Short problem →
Retype all of the entries word for word.
-- START Data shown --
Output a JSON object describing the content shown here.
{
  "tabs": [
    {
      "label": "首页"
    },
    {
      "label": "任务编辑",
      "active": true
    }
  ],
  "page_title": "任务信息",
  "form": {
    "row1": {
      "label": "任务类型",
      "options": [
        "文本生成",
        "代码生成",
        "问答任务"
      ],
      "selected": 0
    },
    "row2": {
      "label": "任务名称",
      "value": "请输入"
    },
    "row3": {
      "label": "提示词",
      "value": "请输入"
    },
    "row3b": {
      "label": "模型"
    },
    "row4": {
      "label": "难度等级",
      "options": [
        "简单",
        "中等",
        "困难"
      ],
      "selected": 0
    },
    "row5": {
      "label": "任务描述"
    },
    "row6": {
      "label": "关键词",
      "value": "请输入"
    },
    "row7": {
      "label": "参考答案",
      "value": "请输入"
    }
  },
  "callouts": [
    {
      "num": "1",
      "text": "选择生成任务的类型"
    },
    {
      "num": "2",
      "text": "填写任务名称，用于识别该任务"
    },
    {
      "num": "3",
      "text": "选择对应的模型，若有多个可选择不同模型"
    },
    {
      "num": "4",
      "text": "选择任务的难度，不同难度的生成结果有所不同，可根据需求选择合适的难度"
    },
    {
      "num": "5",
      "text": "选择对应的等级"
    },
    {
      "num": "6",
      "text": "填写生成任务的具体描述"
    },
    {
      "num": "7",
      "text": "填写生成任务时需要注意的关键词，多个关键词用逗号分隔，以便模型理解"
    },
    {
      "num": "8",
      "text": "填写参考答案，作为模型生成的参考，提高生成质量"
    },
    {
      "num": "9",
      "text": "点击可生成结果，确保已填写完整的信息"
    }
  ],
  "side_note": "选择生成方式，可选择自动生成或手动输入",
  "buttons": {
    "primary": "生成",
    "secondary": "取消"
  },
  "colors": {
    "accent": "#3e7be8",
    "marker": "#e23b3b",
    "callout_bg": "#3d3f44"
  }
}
-- END Data shown --
Exercise response →
Output a JSON object describing the content shown here.
{
  "tabs": [
    {
      "label": "首页"
    },
    {
      "label": "任务编辑",
      "active": true
    }
  ],
  "page_title": "任务信息",
  "form": {
    "row1": {
      "label": "任务类型",
      "options": [
        "文本生成",
        "代码生成",
        "问答任务"
      ],
      "selected": 0
    },
    "row2": {
      "label": "任务名称",
      "value": "请输入"
    },
    "row3": {
      "label": "提示词",
      "value": "请输入"
    },
    "row3b": {
      "label": "模型"
    },
    "row4": {
      "label": "难度等级",
      "options": [
        "简单",
        "中等",
        "困难"
      ],
      "selected": 0
    },
    "row5": {
      "label": "任务描述"
    },
    "row6": {
      "label": "关键词",
      "value": "请输入"
    },
    "row7": {
      "label": "参考答案",
      "value": "请输入"
    }
  },
  "callouts": [
    {
      "num": "1",
      "text": "选择生成任务的类型"
    },
    {
      "num": "2",
      "text": "填写任务名称，用于识别该任务"
    },
    {
      "num": "3",
      "text": "选择对应的模型，若有多个可选择不同模型"
    },
    {
      "num": "4",
      "text": "选择任务的难度，不同难度的生成结果有所不同，可根据需求选择合适的难度"
    },
    {
      "num": "5",
      "text": "选择对应的等级"
    },
    {
      "num": "6",
      "text": "填写生成任务的具体描述"
    },
    {
      "num": "7",
      "text": "填写生成任务时需要注意的关键词，多个关键词用逗号分隔，以便模型理解"
    },
    {
      "num": "8",
      "text": "填写参考答案，作为模型生成的参考，提高生成质量"
    },
    {
      "num": "9",
      "text": "点击可生成结果，确保已填写完整的信息"
    }
  ],
  "side_note": "选择生成方式，可选择自动生成或手动输入",
  "buttons": {
    "primary": "生成",
    "secondary": "取消"
  },
  "colors": {
    "accent": "#3e7be8",
    "marker": "#e23b3b",
    "callout_bg": "#3d3f44"
  }
}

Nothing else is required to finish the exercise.